(Dataset items)
########
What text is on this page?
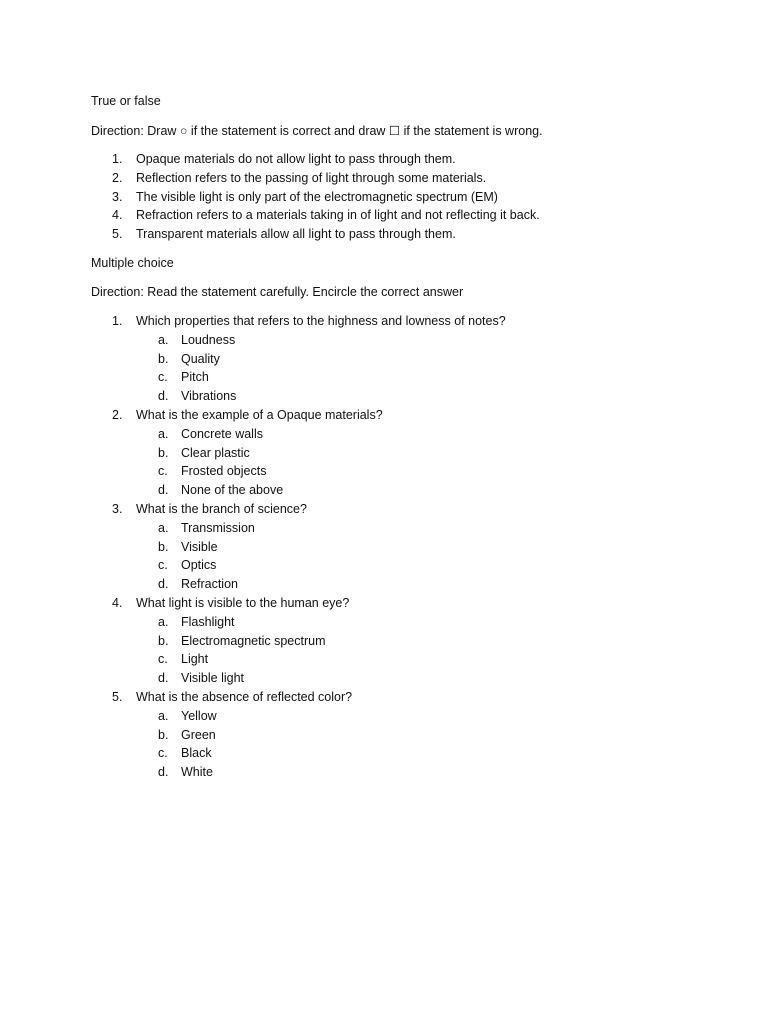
True or false
Direction: Draw ○ if the statement is correct and draw ☐ if the statement is wrong.
1. Opaque materials do not allow light to pass through them.
2. Reflection refers to the passing of light through some materials.
3. The visible light is only part of the electromagnetic spectrum (EM)
4. Refraction refers to a materials taking in of light and not reflecting it back.
5. Transparent materials allow all light to pass through them.
Multiple choice
Direction: Read the statement carefully. Encircle the correct answer
1. Which properties that refers to the highness and lowness of notes?
a. Loudness
b. Quality
c. Pitch
d. Vibrations
2. What is the example of a Opaque materials?
a. Concrete walls
b. Clear plastic
c. Frosted objects
d. None of the above
3. What is the branch of science?
a. Transmission
b. Visible
c. Optics
d. Refraction
4. What light is visible to the human eye?
a. Flashlight
b. Electromagnetic spectrum
c. Light
d. Visible light
5. What is the absence of reflected color?
a. Yellow
b. Green
c. Black
d. White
########
WRITTEN TASK. Output the material word for word, omitting its pictures.

TASK RESULT.
What text is on this page?
True or false
Direction: Draw ○ if the statement is correct and draw ☐ if the statement is wrong.
1. Opaque materials do not allow light to pass through them.
2. Reflection refers to the passing of light through some materials.
3. The visible light is only part of the electromagnetic spectrum (EM)
4. Refraction refers to a materials taking in of light and not reflecting it back.
5. Transparent materials allow all light to pass through them.
Multiple choice
Direction: Read the statement carefully. Encircle the correct answer
1. Which properties that refers to the highness and lowness of notes?
a. Loudness
b. Quality
c. Pitch
d. Vibrations
2. What is the example of a Opaque materials?
a. Concrete walls
b. Clear plastic
c. Frosted objects
d. None of the above
3. What is the branch of science?
a. Transmission
b. Visible
c. Optics
d. Refraction
4. What light is visible to the human eye?
a. Flashlight
b. Electromagnetic spectrum
c. Light
d. Visible light
5. What is the absence of reflected color?
a. Yellow
b. Green
c. Black
d. White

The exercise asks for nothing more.